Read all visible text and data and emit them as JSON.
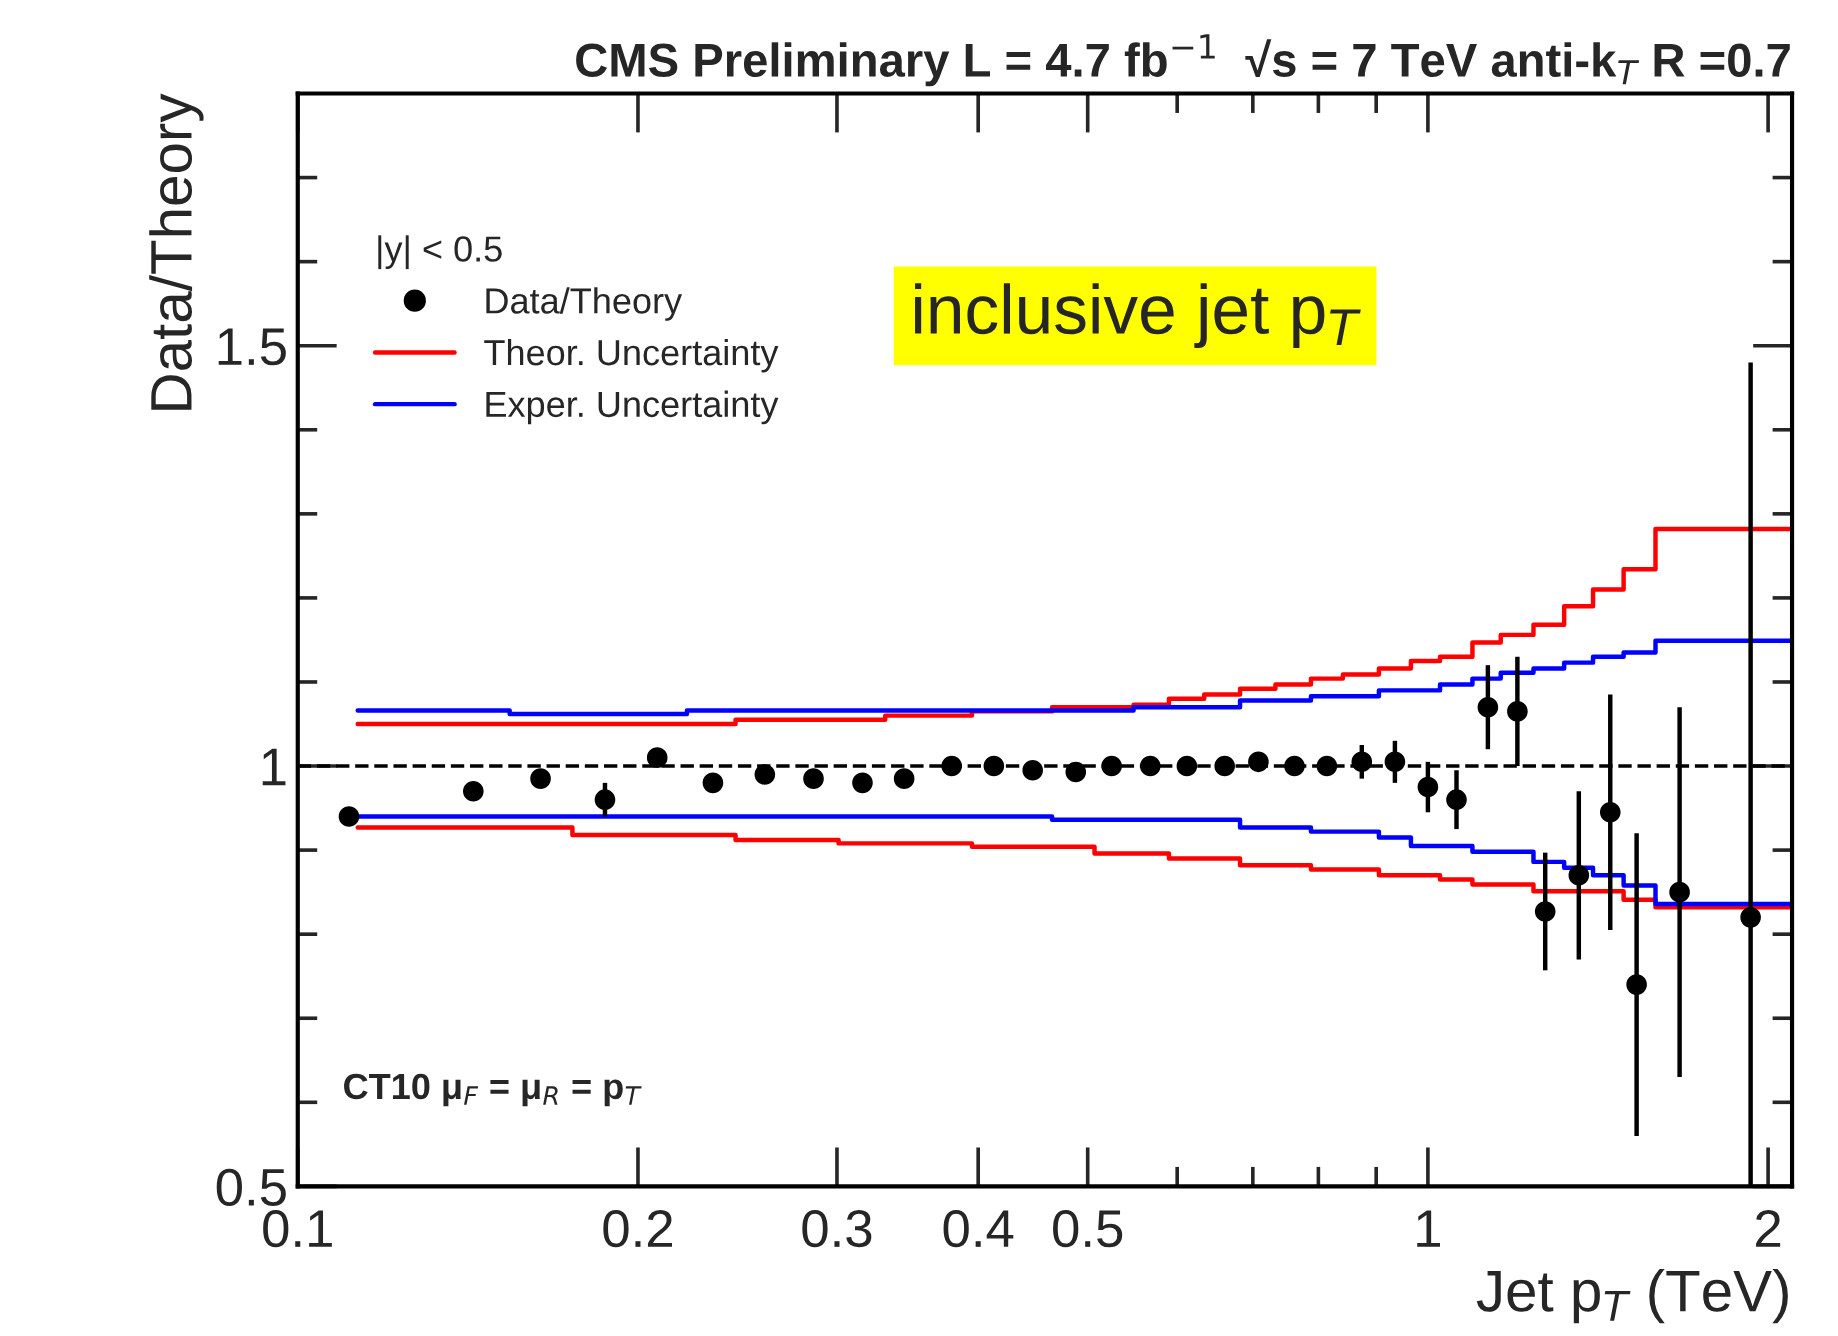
{
  "chart_data": {
    "type": "scatter",
    "title": "CMS Preliminary L = 4.7 fb$^{−1}$  √s = 7 TeV anti-k$_{T}$ R =0.7",
    "xlabel": "Jet p$_{T}$ (TeV)",
    "ylabel": "Data/Theory",
    "legend_title": "|y| < 0.5",
    "annotations": [
      "inclusive jet p$_{T}$",
      "CT10 μ$_{F}$ = μ$_{R}$ = p$_{T}$"
    ],
    "log": "x",
    "xlim": [
      0.1,
      2.1
    ],
    "ylim": [
      0.5,
      1.8
    ],
    "xticks": [
      0.1,
      0.2,
      0.3,
      0.4,
      0.5,
      {
        "value": 0.6,
        "label": null
      },
      {
        "value": 0.7,
        "label": null
      },
      {
        "value": 0.8,
        "label": null
      },
      {
        "value": 0.9,
        "label": null
      },
      1,
      2
    ],
    "yticks": [
      0.5,
      {
        "value": 0.6,
        "label": null
      },
      {
        "value": 0.7,
        "label": null
      },
      {
        "value": 0.8,
        "label": null
      },
      {
        "value": 0.9,
        "label": null
      },
      1,
      {
        "value": 1.1,
        "label": null
      },
      {
        "value": 1.2,
        "label": null
      },
      {
        "value": 1.3,
        "label": null
      },
      {
        "value": 1.4,
        "label": null
      },
      1.5,
      {
        "value": 1.6,
        "label": null
      },
      {
        "value": 1.7,
        "label": null
      }
    ],
    "grid": false,
    "legend": "top left",
    "ref_lines": [
      {
        "axis": "y",
        "value": 1,
        "label": null,
        "color": "#000000",
        "line_style": "dashed"
      }
    ],
    "series": [
      {
        "name": "Data/Theory",
        "marker": "circle",
        "color": "#000000",
        "x": [
          0.111,
          0.143,
          0.164,
          0.187,
          0.208,
          0.233,
          0.259,
          0.286,
          0.316,
          0.344,
          0.379,
          0.413,
          0.447,
          0.488,
          0.525,
          0.568,
          0.612,
          0.661,
          0.708,
          0.762,
          0.814,
          0.874,
          0.935,
          1.0,
          1.06,
          1.13,
          1.2,
          1.27,
          1.36,
          1.45,
          1.53,
          1.67,
          1.93
        ],
        "values": [
          0.94,
          0.97,
          0.985,
          0.96,
          1.01,
          0.98,
          0.99,
          0.985,
          0.98,
          0.985,
          1.0,
          1.0,
          0.995,
          0.993,
          1.0,
          1.0,
          1.0,
          1.0,
          1.005,
          1.0,
          1.0,
          1.005,
          1.005,
          0.975,
          0.96,
          1.07,
          1.065,
          0.827,
          0.87,
          0.945,
          0.74,
          0.85,
          0.82
        ],
        "errors": [
          null,
          null,
          0.01,
          0.02,
          0.01,
          null,
          0.01,
          0.01,
          null,
          0.01,
          null,
          null,
          null,
          null,
          null,
          null,
          null,
          null,
          null,
          null,
          null,
          0.02,
          0.025,
          0.03,
          0.035,
          0.05,
          0.065,
          0.07,
          0.1,
          0.14,
          0.18,
          0.22,
          [
            0.5,
            1.48
          ]
        ]
      },
      {
        "name": "Theor. Uncertainty",
        "type": "step",
        "color": "#ff0000",
        "x": [
          0.113,
          0.244,
          0.331,
          0.395,
          0.465,
          0.549,
          0.59,
          0.634,
          0.682,
          0.733,
          0.788,
          0.841,
          0.905,
          0.966,
          1.025,
          1.095,
          1.16,
          1.24,
          1.32,
          1.4,
          1.49,
          1.59,
          2.1
        ],
        "values": [
          1.05,
          1.055,
          1.06,
          1.065,
          1.07,
          1.073,
          1.08,
          1.085,
          1.092,
          1.097,
          1.104,
          1.109,
          1.116,
          1.125,
          1.13,
          1.147,
          1.156,
          1.168,
          1.19,
          1.21,
          1.234,
          1.282,
          1.282
        ]
      },
      {
        "type": "step",
        "color": "#ff0000",
        "x": [
          0.113,
          0.175,
          0.244,
          0.301,
          0.395,
          0.507,
          0.59,
          0.682,
          0.788,
          0.905,
          1.025,
          1.095,
          1.24,
          1.49,
          1.59,
          2.1
        ],
        "values": [
          0.927,
          0.918,
          0.912,
          0.908,
          0.904,
          0.896,
          0.89,
          0.882,
          0.877,
          0.87,
          0.865,
          0.859,
          0.851,
          0.841,
          0.832,
          0.832
        ]
      },
      {
        "name": "Exper. Uncertainty",
        "type": "step",
        "color": "#0000ff",
        "x": [
          0.113,
          0.154,
          0.221,
          0.549,
          0.682,
          0.788,
          0.905,
          1.025,
          1.095,
          1.16,
          1.24,
          1.32,
          1.4,
          1.49,
          1.59,
          2.1
        ],
        "values": [
          1.066,
          1.062,
          1.066,
          1.07,
          1.078,
          1.083,
          1.09,
          1.097,
          1.104,
          1.111,
          1.116,
          1.123,
          1.13,
          1.135,
          1.149,
          1.149
        ]
      },
      {
        "type": "step",
        "color": "#0000ff",
        "x": [
          0.113,
          0.465,
          0.682,
          0.788,
          0.905,
          0.966,
          1.095,
          1.24,
          1.32,
          1.4,
          1.49,
          1.59,
          2.1
        ],
        "values": [
          0.94,
          0.936,
          0.927,
          0.922,
          0.915,
          0.905,
          0.898,
          0.886,
          0.879,
          0.87,
          0.858,
          0.836,
          0.836
        ]
      }
    ]
  }
}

EXERCISE GOAL — Quote the records above in full, dropping each picture.

TASK ANSWER —
Read all visible text and data and emit them as JSON.
{
  "chart_data": {
    "type": "scatter",
    "title": "CMS Preliminary L = 4.7 fb$^{−1}$  √s = 7 TeV anti-k$_{T}$ R =0.7",
    "xlabel": "Jet p$_{T}$ (TeV)",
    "ylabel": "Data/Theory",
    "legend_title": "|y| < 0.5",
    "annotations": [
      "inclusive jet p$_{T}$",
      "CT10 μ$_{F}$ = μ$_{R}$ = p$_{T}$"
    ],
    "log": "x",
    "xlim": [
      0.1,
      2.1
    ],
    "ylim": [
      0.5,
      1.8
    ],
    "xticks": [
      0.1,
      0.2,
      0.3,
      0.4,
      0.5,
      {
        "value": 0.6,
        "label": null
      },
      {
        "value": 0.7,
        "label": null
      },
      {
        "value": 0.8,
        "label": null
      },
      {
        "value": 0.9,
        "label": null
      },
      1,
      2
    ],
    "yticks": [
      0.5,
      {
        "value": 0.6,
        "label": null
      },
      {
        "value": 0.7,
        "label": null
      },
      {
        "value": 0.8,
        "label": null
      },
      {
        "value": 0.9,
        "label": null
      },
      1,
      {
        "value": 1.1,
        "label": null
      },
      {
        "value": 1.2,
        "label": null
      },
      {
        "value": 1.3,
        "label": null
      },
      {
        "value": 1.4,
        "label": null
      },
      1.5,
      {
        "value": 1.6,
        "label": null
      },
      {
        "value": 1.7,
        "label": null
      }
    ],
    "grid": false,
    "legend": "top left",
    "ref_lines": [
      {
        "axis": "y",
        "value": 1,
        "label": null,
        "color": "#000000",
        "line_style": "dashed"
      }
    ],
    "series": [
      {
        "name": "Data/Theory",
        "marker": "circle",
        "color": "#000000",
        "x": [
          0.111,
          0.143,
          0.164,
          0.187,
          0.208,
          0.233,
          0.259,
          0.286,
          0.316,
          0.344,
          0.379,
          0.413,
          0.447,
          0.488,
          0.525,
          0.568,
          0.612,
          0.661,
          0.708,
          0.762,
          0.814,
          0.874,
          0.935,
          1.0,
          1.06,
          1.13,
          1.2,
          1.27,
          1.36,
          1.45,
          1.53,
          1.67,
          1.93
        ],
        "values": [
          0.94,
          0.97,
          0.985,
          0.96,
          1.01,
          0.98,
          0.99,
          0.985,
          0.98,
          0.985,
          1.0,
          1.0,
          0.995,
          0.993,
          1.0,
          1.0,
          1.0,
          1.0,
          1.005,
          1.0,
          1.0,
          1.005,
          1.005,
          0.975,
          0.96,
          1.07,
          1.065,
          0.827,
          0.87,
          0.945,
          0.74,
          0.85,
          0.82
        ],
        "errors": [
          null,
          null,
          0.01,
          0.02,
          0.01,
          null,
          0.01,
          0.01,
          null,
          0.01,
          null,
          null,
          null,
          null,
          null,
          null,
          null,
          null,
          null,
          null,
          null,
          0.02,
          0.025,
          0.03,
          0.035,
          0.05,
          0.065,
          0.07,
          0.1,
          0.14,
          0.18,
          0.22,
          [
            0.5,
            1.48
          ]
        ]
      },
      {
        "name": "Theor. Uncertainty",
        "type": "step",
        "color": "#ff0000",
        "x": [
          0.113,
          0.244,
          0.331,
          0.395,
          0.465,
          0.549,
          0.59,
          0.634,
          0.682,
          0.733,
          0.788,
          0.841,
          0.905,
          0.966,
          1.025,
          1.095,
          1.16,
          1.24,
          1.32,
          1.4,
          1.49,
          1.59,
          2.1
        ],
        "values": [
          1.05,
          1.055,
          1.06,
          1.065,
          1.07,
          1.073,
          1.08,
          1.085,
          1.092,
          1.097,
          1.104,
          1.109,
          1.116,
          1.125,
          1.13,
          1.147,
          1.156,
          1.168,
          1.19,
          1.21,
          1.234,
          1.282,
          1.282
        ]
      },
      {
        "type": "step",
        "color": "#ff0000",
        "x": [
          0.113,
          0.175,
          0.244,
          0.301,
          0.395,
          0.507,
          0.59,
          0.682,
          0.788,
          0.905,
          1.025,
          1.095,
          1.24,
          1.49,
          1.59,
          2.1
        ],
        "values": [
          0.927,
          0.918,
          0.912,
          0.908,
          0.904,
          0.896,
          0.89,
          0.882,
          0.877,
          0.87,
          0.865,
          0.859,
          0.851,
          0.841,
          0.832,
          0.832
        ]
      },
      {
        "name": "Exper. Uncertainty",
        "type": "step",
        "color": "#0000ff",
        "x": [
          0.113,
          0.154,
          0.221,
          0.549,
          0.682,
          0.788,
          0.905,
          1.025,
          1.095,
          1.16,
          1.24,
          1.32,
          1.4,
          1.49,
          1.59,
          2.1
        ],
        "values": [
          1.066,
          1.062,
          1.066,
          1.07,
          1.078,
          1.083,
          1.09,
          1.097,
          1.104,
          1.111,
          1.116,
          1.123,
          1.13,
          1.135,
          1.149,
          1.149
        ]
      },
      {
        "type": "step",
        "color": "#0000ff",
        "x": [
          0.113,
          0.465,
          0.682,
          0.788,
          0.905,
          0.966,
          1.095,
          1.24,
          1.32,
          1.4,
          1.49,
          1.59,
          2.1
        ],
        "values": [
          0.94,
          0.936,
          0.927,
          0.922,
          0.915,
          0.905,
          0.898,
          0.886,
          0.879,
          0.87,
          0.858,
          0.836,
          0.836
        ]
      }
    ]
  }
}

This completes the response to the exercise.